__Source passage__

▼

Bug in server affecting older BOINC clients with NVIDIA GPUs.

Message boards : News : Bug in server affecting older BOINC clients with NVIDIA GPUs.
Message board moderation

To post messages, you must log in.

1 · 2 · 3 · 4 . . . 7 · Next

AuthorMessage
Eric Korpela Project Donor
Volunteer moderator
Project administrator
Project developer
Project scientist
Avatar

Send message
Joined: 3 Apr 99
Posts: 1382
Credit: 54,506,847
RAC: 60
United States
Message 1271871 - Posted: 17 Aug 2012, 5:37:11 UTC
Last modified: 17 Aug 2012, 5:38:33 UTC

We've identified a bug in the current BOINC server that is online at SETI@home. With older BOINC clients this bug results in running multiple SETI@home GPU applications simultaneously on a single GPU.

While we debug and fix the problem we've suspended distribution of NVIDIA work. We hope that everything will be back to normal some time tomorrow.
@SETIEric@qoto.org (Mastodon)

ID: 1271871 · Report as offensive
robertmiles
Volunteer tester

Send message
Joined: 16 Jan 12
Posts: 213
Credit: 4,117,756
RAC: 6
United States
Message 1271877 - Posted: 17 Aug 2012, 6:34:52 UTC - in response to Message 1271871.  
Last modified: 17 Aug 2012, 6:35:21 UTC

Do the multiple workunits use some same resource of the GPU or interfere in some other way? Some BOINC projects seem to let two or more OpenCL GPU workunits, but not multiple CUDA GPU workunits, share a single GPU after checking that they are not assigned any of the same resources within the GPU.
ID: 1271877 · Report as offensive
Profile Francesco Forti
Avatar

Send message
Joined: 24 May 00
Posts: 334
Credit: 204,421,005
RAC: 15
Switzerland
Message 1271902 - Posted: 17 Aug 2012, 8:13:59 UTC

Last week I had same problem but with boinc 7.0.28 and lunatics v0.40 32 bit.
As soon I had tried to run two instance of GPU task on a new GT 640 (driver 301.42) using count 0.5 I get 80 instance of GPU running and I had to deinstall adnd reinstall everithing. Other hosts, with older GTX cards, are also abbe to run two instances.

▲

__What to do__
Could you copy the SETI@home bug thread above word for word, from "As soon I had" up to and including "run two instances."?

__Entries provided__
▼

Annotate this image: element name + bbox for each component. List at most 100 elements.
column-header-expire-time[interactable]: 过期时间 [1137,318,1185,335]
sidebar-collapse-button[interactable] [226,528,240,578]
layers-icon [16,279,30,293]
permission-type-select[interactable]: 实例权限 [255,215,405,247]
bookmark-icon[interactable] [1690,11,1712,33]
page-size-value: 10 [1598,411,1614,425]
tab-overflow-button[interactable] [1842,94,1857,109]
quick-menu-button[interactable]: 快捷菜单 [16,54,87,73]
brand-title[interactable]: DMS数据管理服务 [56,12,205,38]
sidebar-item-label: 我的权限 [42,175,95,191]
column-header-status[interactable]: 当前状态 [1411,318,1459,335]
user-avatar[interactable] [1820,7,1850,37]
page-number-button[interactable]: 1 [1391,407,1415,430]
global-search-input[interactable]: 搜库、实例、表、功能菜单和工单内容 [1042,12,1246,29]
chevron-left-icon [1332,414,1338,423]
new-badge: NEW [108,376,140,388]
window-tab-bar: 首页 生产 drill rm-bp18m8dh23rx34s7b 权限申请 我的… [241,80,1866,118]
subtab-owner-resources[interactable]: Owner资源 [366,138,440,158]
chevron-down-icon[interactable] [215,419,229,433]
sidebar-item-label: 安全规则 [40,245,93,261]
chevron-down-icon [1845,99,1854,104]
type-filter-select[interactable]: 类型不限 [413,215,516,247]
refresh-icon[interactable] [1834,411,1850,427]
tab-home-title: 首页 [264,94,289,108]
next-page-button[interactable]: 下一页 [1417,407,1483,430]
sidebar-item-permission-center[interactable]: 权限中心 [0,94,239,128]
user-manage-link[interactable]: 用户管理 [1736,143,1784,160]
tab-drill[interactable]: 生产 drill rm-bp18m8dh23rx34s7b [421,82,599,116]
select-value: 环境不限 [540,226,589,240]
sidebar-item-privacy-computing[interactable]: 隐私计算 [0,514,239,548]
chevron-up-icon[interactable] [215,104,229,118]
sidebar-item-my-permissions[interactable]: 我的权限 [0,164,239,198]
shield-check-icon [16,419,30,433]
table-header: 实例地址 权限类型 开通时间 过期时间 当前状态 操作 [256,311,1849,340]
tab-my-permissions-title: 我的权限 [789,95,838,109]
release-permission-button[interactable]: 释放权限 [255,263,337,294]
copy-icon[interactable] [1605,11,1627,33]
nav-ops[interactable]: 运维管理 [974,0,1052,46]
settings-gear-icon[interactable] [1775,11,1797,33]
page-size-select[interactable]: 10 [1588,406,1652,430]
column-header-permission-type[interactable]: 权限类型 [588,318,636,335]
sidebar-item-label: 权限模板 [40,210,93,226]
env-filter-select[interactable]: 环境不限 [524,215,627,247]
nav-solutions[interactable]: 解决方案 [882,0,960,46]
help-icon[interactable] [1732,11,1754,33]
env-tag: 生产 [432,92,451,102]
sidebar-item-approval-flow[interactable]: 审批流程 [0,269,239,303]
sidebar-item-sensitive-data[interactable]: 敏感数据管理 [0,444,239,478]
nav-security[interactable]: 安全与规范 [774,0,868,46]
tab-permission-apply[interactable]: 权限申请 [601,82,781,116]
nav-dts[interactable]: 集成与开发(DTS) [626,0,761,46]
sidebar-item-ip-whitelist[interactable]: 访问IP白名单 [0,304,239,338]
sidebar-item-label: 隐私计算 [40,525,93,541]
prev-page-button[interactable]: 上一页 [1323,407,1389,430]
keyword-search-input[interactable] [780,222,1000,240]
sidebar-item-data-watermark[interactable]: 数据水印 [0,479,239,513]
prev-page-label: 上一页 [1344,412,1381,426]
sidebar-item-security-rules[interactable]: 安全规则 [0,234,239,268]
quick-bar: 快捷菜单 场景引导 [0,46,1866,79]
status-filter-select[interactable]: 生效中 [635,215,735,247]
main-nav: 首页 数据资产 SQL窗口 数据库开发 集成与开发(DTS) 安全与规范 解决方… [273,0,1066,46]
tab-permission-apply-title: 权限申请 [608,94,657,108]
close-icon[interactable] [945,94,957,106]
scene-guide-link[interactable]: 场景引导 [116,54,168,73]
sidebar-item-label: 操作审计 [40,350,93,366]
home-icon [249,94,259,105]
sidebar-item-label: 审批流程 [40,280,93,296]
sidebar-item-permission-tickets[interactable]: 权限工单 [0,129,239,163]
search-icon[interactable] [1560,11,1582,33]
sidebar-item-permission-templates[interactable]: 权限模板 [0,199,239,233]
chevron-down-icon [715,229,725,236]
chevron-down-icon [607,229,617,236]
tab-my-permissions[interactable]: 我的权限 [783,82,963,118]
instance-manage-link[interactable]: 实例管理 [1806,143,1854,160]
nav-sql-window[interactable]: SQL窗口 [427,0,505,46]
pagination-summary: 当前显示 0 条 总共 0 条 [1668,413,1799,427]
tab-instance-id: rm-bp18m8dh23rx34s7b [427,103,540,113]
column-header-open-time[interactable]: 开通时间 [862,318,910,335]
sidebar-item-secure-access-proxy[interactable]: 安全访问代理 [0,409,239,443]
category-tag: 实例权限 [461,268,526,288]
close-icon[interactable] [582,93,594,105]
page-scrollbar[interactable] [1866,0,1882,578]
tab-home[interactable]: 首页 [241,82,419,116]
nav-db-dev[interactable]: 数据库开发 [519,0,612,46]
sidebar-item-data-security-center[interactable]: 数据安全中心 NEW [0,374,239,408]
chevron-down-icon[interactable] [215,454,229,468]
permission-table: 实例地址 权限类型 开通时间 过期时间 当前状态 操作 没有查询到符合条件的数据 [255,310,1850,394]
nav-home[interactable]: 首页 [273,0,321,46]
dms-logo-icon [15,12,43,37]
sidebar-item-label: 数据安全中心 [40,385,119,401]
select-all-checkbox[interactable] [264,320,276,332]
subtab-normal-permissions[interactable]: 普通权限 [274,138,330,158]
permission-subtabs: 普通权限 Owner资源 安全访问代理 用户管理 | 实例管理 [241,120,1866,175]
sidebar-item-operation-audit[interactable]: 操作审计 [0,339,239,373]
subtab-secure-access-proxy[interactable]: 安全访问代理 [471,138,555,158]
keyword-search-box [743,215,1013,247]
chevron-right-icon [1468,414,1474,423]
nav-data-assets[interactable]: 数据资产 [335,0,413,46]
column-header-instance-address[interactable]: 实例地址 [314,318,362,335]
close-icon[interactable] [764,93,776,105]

▲

__Correct output__
As soon I had tried to run two instance of GPU task on a new GT 640 (driver 301.42) using count 0.5 I get 80 instance of GPU running and I had to deinstall adnd reinstall everithing. Other hosts, with older GTX cards, are also abbe to run two instances.